====== LISTED RECORDS

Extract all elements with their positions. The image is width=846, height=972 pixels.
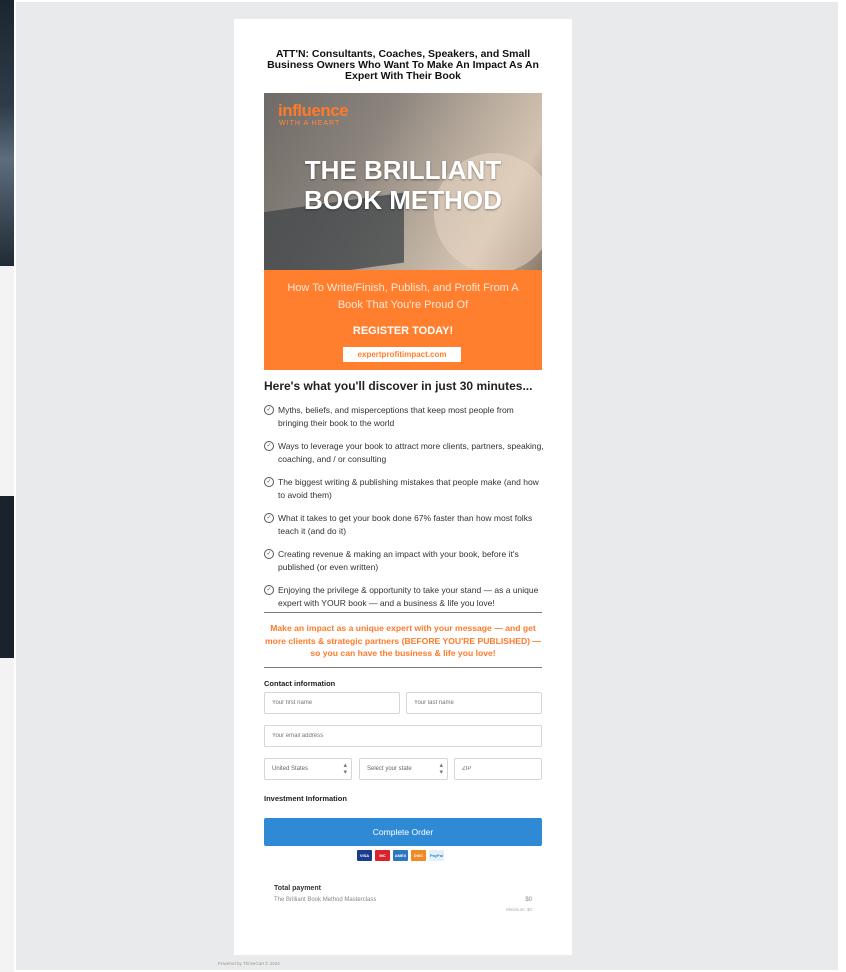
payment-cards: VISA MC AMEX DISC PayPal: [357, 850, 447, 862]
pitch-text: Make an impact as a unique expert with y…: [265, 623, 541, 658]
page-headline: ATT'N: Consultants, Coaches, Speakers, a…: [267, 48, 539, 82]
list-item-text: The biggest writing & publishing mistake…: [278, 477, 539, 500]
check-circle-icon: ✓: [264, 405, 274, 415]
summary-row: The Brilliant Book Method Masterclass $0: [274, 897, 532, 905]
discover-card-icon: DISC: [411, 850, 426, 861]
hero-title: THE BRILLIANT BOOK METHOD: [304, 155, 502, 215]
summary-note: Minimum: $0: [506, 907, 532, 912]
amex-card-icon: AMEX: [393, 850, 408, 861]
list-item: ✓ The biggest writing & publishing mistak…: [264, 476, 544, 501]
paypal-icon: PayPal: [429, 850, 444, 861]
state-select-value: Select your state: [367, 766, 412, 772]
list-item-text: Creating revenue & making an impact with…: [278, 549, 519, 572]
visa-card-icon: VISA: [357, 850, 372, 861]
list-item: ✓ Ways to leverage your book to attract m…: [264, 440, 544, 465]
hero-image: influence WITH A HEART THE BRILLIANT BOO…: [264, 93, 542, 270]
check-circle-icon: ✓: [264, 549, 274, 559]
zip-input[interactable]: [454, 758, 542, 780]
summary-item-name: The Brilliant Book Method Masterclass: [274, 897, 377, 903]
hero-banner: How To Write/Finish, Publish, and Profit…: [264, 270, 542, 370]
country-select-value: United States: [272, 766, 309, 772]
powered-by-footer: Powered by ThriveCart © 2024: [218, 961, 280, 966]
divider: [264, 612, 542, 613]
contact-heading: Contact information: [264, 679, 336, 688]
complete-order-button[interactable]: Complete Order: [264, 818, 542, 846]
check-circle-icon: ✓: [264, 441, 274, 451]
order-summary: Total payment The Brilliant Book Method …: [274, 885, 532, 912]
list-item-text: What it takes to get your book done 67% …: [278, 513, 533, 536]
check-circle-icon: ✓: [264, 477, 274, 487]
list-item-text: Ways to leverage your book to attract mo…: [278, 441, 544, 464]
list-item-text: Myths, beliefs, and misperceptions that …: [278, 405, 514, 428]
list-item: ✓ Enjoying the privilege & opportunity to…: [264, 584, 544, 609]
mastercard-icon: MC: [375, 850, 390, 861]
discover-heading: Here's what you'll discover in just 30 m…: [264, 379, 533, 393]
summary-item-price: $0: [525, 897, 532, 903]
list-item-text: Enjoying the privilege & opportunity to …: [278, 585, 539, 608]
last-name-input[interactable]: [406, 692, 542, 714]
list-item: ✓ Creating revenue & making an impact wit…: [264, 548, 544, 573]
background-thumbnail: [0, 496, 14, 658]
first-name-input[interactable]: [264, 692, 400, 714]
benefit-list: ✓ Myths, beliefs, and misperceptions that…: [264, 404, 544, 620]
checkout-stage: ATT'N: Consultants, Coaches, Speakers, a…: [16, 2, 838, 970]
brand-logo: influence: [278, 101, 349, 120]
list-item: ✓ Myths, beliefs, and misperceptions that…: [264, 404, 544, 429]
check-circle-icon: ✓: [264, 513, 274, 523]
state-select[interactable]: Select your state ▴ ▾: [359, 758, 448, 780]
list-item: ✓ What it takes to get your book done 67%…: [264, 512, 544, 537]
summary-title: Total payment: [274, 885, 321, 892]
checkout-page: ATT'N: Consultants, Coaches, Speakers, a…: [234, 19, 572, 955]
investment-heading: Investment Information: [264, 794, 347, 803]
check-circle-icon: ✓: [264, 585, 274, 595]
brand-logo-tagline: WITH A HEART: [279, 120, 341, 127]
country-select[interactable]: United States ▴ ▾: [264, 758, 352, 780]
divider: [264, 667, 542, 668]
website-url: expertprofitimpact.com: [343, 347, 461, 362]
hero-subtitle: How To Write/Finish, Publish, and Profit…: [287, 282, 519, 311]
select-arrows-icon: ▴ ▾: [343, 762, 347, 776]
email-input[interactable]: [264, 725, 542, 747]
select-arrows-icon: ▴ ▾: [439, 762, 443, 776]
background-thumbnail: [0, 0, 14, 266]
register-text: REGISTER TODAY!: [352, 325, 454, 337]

============
====== LISTED RECORDS

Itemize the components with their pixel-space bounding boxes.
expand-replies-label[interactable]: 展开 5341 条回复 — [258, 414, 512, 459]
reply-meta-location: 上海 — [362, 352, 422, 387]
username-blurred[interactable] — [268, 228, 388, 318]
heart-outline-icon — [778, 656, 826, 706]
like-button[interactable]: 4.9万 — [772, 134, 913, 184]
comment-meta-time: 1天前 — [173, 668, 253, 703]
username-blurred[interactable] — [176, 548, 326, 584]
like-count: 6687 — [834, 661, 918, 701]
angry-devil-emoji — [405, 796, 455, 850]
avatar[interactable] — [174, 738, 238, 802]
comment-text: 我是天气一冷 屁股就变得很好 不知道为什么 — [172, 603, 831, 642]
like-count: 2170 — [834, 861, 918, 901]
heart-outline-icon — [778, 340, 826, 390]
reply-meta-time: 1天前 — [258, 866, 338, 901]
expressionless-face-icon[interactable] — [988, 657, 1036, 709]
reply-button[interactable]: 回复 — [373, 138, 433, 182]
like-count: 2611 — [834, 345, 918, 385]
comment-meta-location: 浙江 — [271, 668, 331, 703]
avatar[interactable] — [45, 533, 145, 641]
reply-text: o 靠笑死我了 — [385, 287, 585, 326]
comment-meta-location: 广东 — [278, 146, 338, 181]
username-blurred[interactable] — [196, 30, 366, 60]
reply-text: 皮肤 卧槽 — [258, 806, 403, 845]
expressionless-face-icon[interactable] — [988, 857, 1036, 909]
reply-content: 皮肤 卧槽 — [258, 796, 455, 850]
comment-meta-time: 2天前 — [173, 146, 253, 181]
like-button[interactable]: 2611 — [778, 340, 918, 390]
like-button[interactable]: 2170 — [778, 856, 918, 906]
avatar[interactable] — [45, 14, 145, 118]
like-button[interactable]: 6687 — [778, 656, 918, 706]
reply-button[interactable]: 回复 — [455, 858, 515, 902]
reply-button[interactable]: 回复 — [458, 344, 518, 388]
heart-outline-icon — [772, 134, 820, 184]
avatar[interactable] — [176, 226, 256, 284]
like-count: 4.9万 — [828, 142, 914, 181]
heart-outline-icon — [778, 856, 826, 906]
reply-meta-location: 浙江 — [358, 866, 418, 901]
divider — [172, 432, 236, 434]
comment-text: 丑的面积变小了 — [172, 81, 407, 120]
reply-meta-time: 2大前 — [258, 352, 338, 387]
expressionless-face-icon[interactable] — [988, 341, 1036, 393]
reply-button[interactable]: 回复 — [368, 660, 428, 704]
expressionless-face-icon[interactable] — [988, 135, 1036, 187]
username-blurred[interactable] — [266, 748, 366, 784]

============

> WORK INSTRUCTIONS
Copy out the records starting with the line that contains "Itemize the components" and continuing through the line that contains "like-count: 6687 — [834, 661, 918, 701]", with each line unchanged.

> TASK OUTPUT
Itemize the components with their pixel-space bounding boxes.
expand-replies-label[interactable]: 展开 5341 条回复 — [258, 414, 512, 459]
reply-meta-location: 上海 — [362, 352, 422, 387]
username-blurred[interactable] — [268, 228, 388, 318]
heart-outline-icon — [778, 656, 826, 706]
like-button[interactable]: 4.9万 — [772, 134, 913, 184]
comment-meta-time: 1天前 — [173, 668, 253, 703]
username-blurred[interactable] — [176, 548, 326, 584]
like-count: 6687 — [834, 661, 918, 701]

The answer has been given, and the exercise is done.